OBJECTIVE: Reproduce the listing below line for line without any changes, leaving out the pictures.

[Element location data]
===============

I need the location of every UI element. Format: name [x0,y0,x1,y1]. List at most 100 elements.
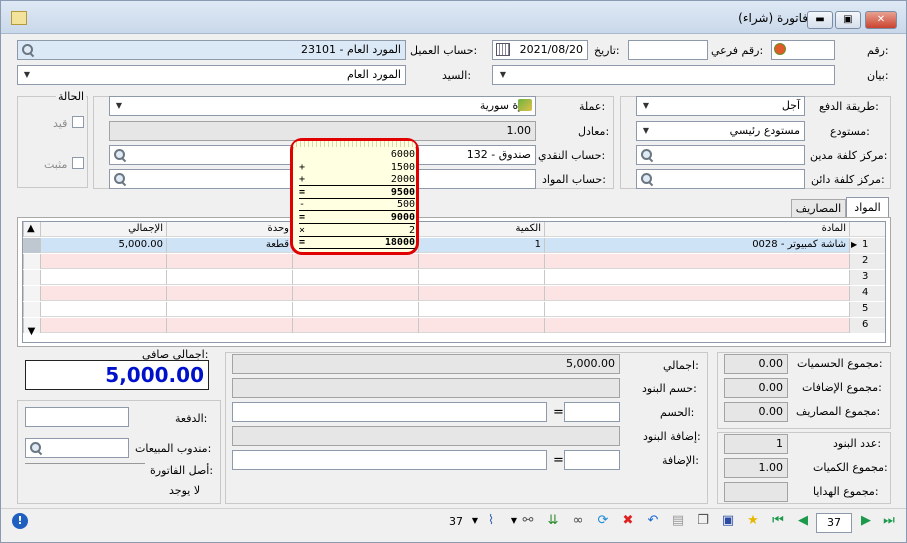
paste-icon[interactable]: ▤ [670,513,686,529]
chevron-down-icon[interactable]: ▼ [19,66,35,84]
discount-percent-input[interactable] [564,402,620,422]
search-icon[interactable] [113,148,127,162]
tape-operator: + [299,161,306,173]
invoice-origin-value: لا يوجد [169,484,201,497]
scroll-down-icon[interactable]: ▼ [23,326,40,341]
statement-input[interactable] [492,65,835,85]
last-record-icon[interactable]: ⏭ [881,513,897,529]
cell-material[interactable] [544,286,849,301]
calendar-icon[interactable] [496,43,510,56]
proven-checkbox[interactable] [72,157,84,169]
cell-material[interactable]: 0028 - شاشة كمبيوتر [544,238,849,253]
cell-empty [292,254,418,269]
sum-expenses-value: 0.00 [724,402,788,422]
search-icon[interactable] [640,172,654,186]
table-row[interactable]: 5 [23,302,885,317]
tab-expenses[interactable]: المصاريف [791,199,846,218]
subnumber-input[interactable] [628,40,708,60]
cell-material[interactable] [544,318,849,333]
glasses-icon[interactable]: ∞ [570,513,586,529]
sum-additions-label: مجموع الإضافات: [802,381,882,394]
table-row[interactable]: 3 [23,270,885,285]
payment-method-select[interactable]: آجل [636,96,805,116]
cell-total[interactable] [40,270,166,285]
tab-materials[interactable]: المواد [846,197,889,218]
posted-checkbox[interactable] [72,116,84,128]
cell-total[interactable] [40,254,166,269]
sum-gifts-label: مجموع الهدايا: [813,485,879,498]
record-count: 37 [449,515,463,528]
chevron-down-icon[interactable]: ▼ [638,122,654,140]
cell-material[interactable] [544,302,849,317]
minimize-button[interactable]: ▬ [807,11,833,29]
payment-input[interactable] [25,407,129,427]
cell-material[interactable] [544,254,849,269]
debit-center-input[interactable] [636,145,805,165]
close-button[interactable]: ✕ [865,11,897,29]
currency-select[interactable]: ليرة سورية [109,96,536,116]
client-input[interactable]: 23101 - المورد العام [17,40,406,60]
refresh-icon[interactable]: ⟳ [595,513,611,529]
table-row[interactable]: 4 [23,286,885,301]
sum-quantities-value: 1.00 [724,458,788,478]
chevron-down-icon[interactable]: ▼ [495,66,511,84]
info-icon[interactable]: ! [12,513,28,529]
cell-material[interactable] [544,270,849,285]
credit-center-input[interactable] [636,169,805,189]
cell-unit[interactable] [166,318,292,333]
paperclip-icon[interactable]: ⌇ [483,513,499,529]
chevron-down-icon[interactable]: ▼ [638,97,654,115]
undo-icon[interactable]: ↶ [645,513,661,529]
link-icon[interactable]: ⚯ [520,513,536,529]
first-record-icon[interactable]: ⏮ [770,513,786,529]
table-row[interactable]: 2 [23,254,885,269]
previous-record-icon[interactable]: ◀ [795,513,811,529]
cell-quantity[interactable] [418,270,544,285]
window-title: فاتورة (شراء) [738,11,808,25]
cell-rownum: 2 [849,254,885,269]
delete-icon[interactable]: ✖ [620,513,636,529]
statement-label: بيان: [867,69,889,82]
addition-amount-input[interactable] [232,450,547,470]
sales-rep-label: مندوب المبيعات: [135,442,212,455]
page-input[interactable]: 37 [816,513,852,533]
mr-input[interactable]: المورد العام [17,65,406,85]
maximize-button[interactable]: ▣ [835,11,861,29]
next-record-icon[interactable]: ▶ [858,513,874,529]
cell-unit[interactable]: قطعة [166,238,292,253]
cell-total[interactable] [40,318,166,333]
search-icon[interactable] [29,441,43,455]
cell-total[interactable]: 5,000.00 [40,238,166,253]
search-icon[interactable] [640,148,654,162]
cell-total[interactable] [40,302,166,317]
cell-unit[interactable] [166,254,292,269]
cell-quantity[interactable] [418,254,544,269]
table-row[interactable]: 6 [23,318,885,333]
row-marker [23,286,40,301]
search-icon[interactable] [113,172,127,186]
materials-grid[interactable]: ▲ الإجمالي وحدة الكمية المادة 5,000.00 قط… [22,221,886,343]
table-row[interactable]: 5,000.00 قطعة 1 0028 - شاشة كمبيوتر ▶ 1 [23,238,885,253]
copy-icon[interactable]: ❐ [695,513,711,529]
cell-quantity[interactable] [418,286,544,301]
search-icon[interactable] [21,43,35,57]
store-select[interactable]: مستودع رئيسي [636,121,805,141]
scroll-up-icon[interactable]: ▲ [23,222,40,237]
save-icon[interactable]: ▣ [720,513,736,529]
cell-rownum-text: 4 [862,287,869,298]
sort-icon[interactable]: ⇊ [545,513,561,529]
addition-percent-input[interactable] [564,450,620,470]
cell-quantity[interactable]: 1 [418,238,544,253]
cell-unit[interactable] [166,286,292,301]
dice-icon[interactable] [774,43,786,55]
cell-unit[interactable] [166,302,292,317]
star-icon[interactable]: ★ [745,513,761,529]
chevron-down-icon[interactable]: ▼ [467,513,483,529]
discount-amount-input[interactable] [232,402,547,422]
cell-unit[interactable] [166,270,292,285]
cell-total[interactable] [40,286,166,301]
chevron-down-icon[interactable]: ▼ [111,97,127,115]
cell-quantity[interactable] [418,318,544,333]
cell-quantity[interactable] [418,302,544,317]
tape-line: +1500 [299,162,415,174]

===============

EXERCISE RESULT:
I need the location of every UI element. Format: name [x0,y0,x1,y1]. List at most 100 elements.
paste-icon[interactable]: ▤ [670,513,686,529]
chevron-down-icon[interactable]: ▼ [19,66,35,84]
discount-percent-input[interactable] [564,402,620,422]
search-icon[interactable] [113,148,127,162]
tape-operator: + [299,161,306,173]
invoice-origin-value: لا يوجد [169,484,201,497]
scroll-down-icon[interactable]: ▼ [23,326,40,341]
statement-input[interactable] [492,65,835,85]
last-record-icon[interactable]: ⏭ [881,513,897,529]
cell-material[interactable] [544,286,849,301]
calendar-icon[interactable] [496,43,510,56]
proven-checkbox[interactable] [72,157,84,169]
cell-material[interactable]: 0028 - شاشة كمبيوتر [544,238,849,253]
cell-empty [292,254,418,269]
sum-expenses-value: 0.00 [724,402,788,422]
search-icon[interactable] [640,172,654,186]
table-row[interactable]: 5 [23,302,885,317]
tab-expenses[interactable]: المصاريف [791,199,846,218]
subnumber-input[interactable] [628,40,708,60]
cell-material[interactable] [544,318,849,333]
glasses-icon[interactable]: ∞ [570,513,586,529]
sum-additions-label: مجموع الإضافات: [802,381,882,394]
table-row[interactable]: 3 [23,270,885,285]
payment-method-select[interactable]: آجل [636,96,805,116]
cell-total[interactable] [40,270,166,285]
tab-materials[interactable]: المواد [846,197,889,218]
posted-checkbox[interactable] [72,116,84,128]
cell-total[interactable] [40,254,166,269]
sum-gifts-label: مجموع الهدايا: [813,485,879,498]
record-count: 37 [449,515,463,528]
chevron-down-icon[interactable]: ▼ [638,122,654,140]
cell-material[interactable] [544,302,849,317]
minimize-button[interactable]: ▬ [807,11,833,29]
payment-input[interactable] [25,407,129,427]
cell-material[interactable] [544,254,849,269]
debit-center-input[interactable] [636,145,805,165]
close-button[interactable]: ✕ [865,11,897,29]
currency-select[interactable]: ليرة سورية [109,96,536,116]
client-input[interactable]: 23101 - المورد العام [17,40,406,60]
refresh-icon[interactable]: ⟳ [595,513,611,529]
table-row[interactable]: 4 [23,286,885,301]
sum-quantities-value: 1.00 [724,458,788,478]
chevron-down-icon[interactable]: ▼ [495,66,511,84]
info-icon[interactable]: ! [12,513,28,529]
cell-material[interactable] [544,270,849,285]
credit-center-input[interactable] [636,169,805,189]
cell-unit[interactable] [166,318,292,333]
paperclip-icon[interactable]: ⌇ [483,513,499,529]
chevron-down-icon[interactable]: ▼ [638,97,654,115]
undo-icon[interactable]: ↶ [645,513,661,529]
link-icon[interactable]: ⚯ [520,513,536,529]
first-record-icon[interactable]: ⏮ [770,513,786,529]
table-row[interactable]: 2 [23,254,885,269]
previous-record-icon[interactable]: ◀ [795,513,811,529]
cell-quantity[interactable] [418,270,544,285]
window-title: فاتورة (شراء) [738,11,808,25]
cell-rownum: 2 [849,254,885,269]
delete-icon[interactable]: ✖ [620,513,636,529]
statement-label: بيان: [867,69,889,82]
addition-amount-input[interactable] [232,450,547,470]
sales-rep-label: مندوب المبيعات: [135,442,212,455]
page-input[interactable]: 37 [816,513,852,533]
mr-input[interactable]: المورد العام [17,65,406,85]
maximize-button[interactable]: ▣ [835,11,861,29]
next-record-icon[interactable]: ▶ [858,513,874,529]
cell-unit[interactable]: قطعة [166,238,292,253]
cell-total[interactable] [40,318,166,333]
search-icon[interactable] [29,441,43,455]
cell-total[interactable]: 5,000.00 [40,238,166,253]
search-icon[interactable] [640,148,654,162]
cell-total[interactable] [40,302,166,317]
cell-unit[interactable] [166,254,292,269]
cell-quantity[interactable] [418,254,544,269]
table-row[interactable]: 6 [23,318,885,333]
row-marker [23,286,40,301]
search-icon[interactable] [113,172,127,186]
materials-grid[interactable]: ▲ الإجمالي وحدة الكمية المادة 5,000.00 قط… [22,221,886,343]
table-row[interactable]: 5,000.00 قطعة 1 0028 - شاشة كمبيوتر ▶ 1 [23,238,885,253]
copy-icon[interactable]: ❐ [695,513,711,529]
cell-quantity[interactable] [418,286,544,301]
search-icon[interactable] [21,43,35,57]
store-select[interactable]: مستودع رئيسي [636,121,805,141]
scroll-up-icon[interactable]: ▲ [23,222,40,237]
save-icon[interactable]: ▣ [720,513,736,529]
cell-rownum-text: 4 [862,287,869,298]
sort-icon[interactable]: ⇊ [545,513,561,529]
addition-percent-input[interactable] [564,450,620,470]
cell-quantity[interactable]: 1 [418,238,544,253]
cell-unit[interactable] [166,286,292,301]
dice-icon[interactable] [774,43,786,55]
cell-unit[interactable] [166,302,292,317]
star-icon[interactable]: ★ [745,513,761,529]
chevron-down-icon[interactable]: ▼ [467,513,483,529]
discount-amount-input[interactable] [232,402,547,422]
cell-unit[interactable] [166,270,292,285]
cell-total[interactable] [40,286,166,301]
chevron-down-icon[interactable]: ▼ [111,97,127,115]
cell-quantity[interactable] [418,318,544,333]
cell-quantity[interactable] [418,302,544,317]
tape-line: +1500 [299,162,415,174]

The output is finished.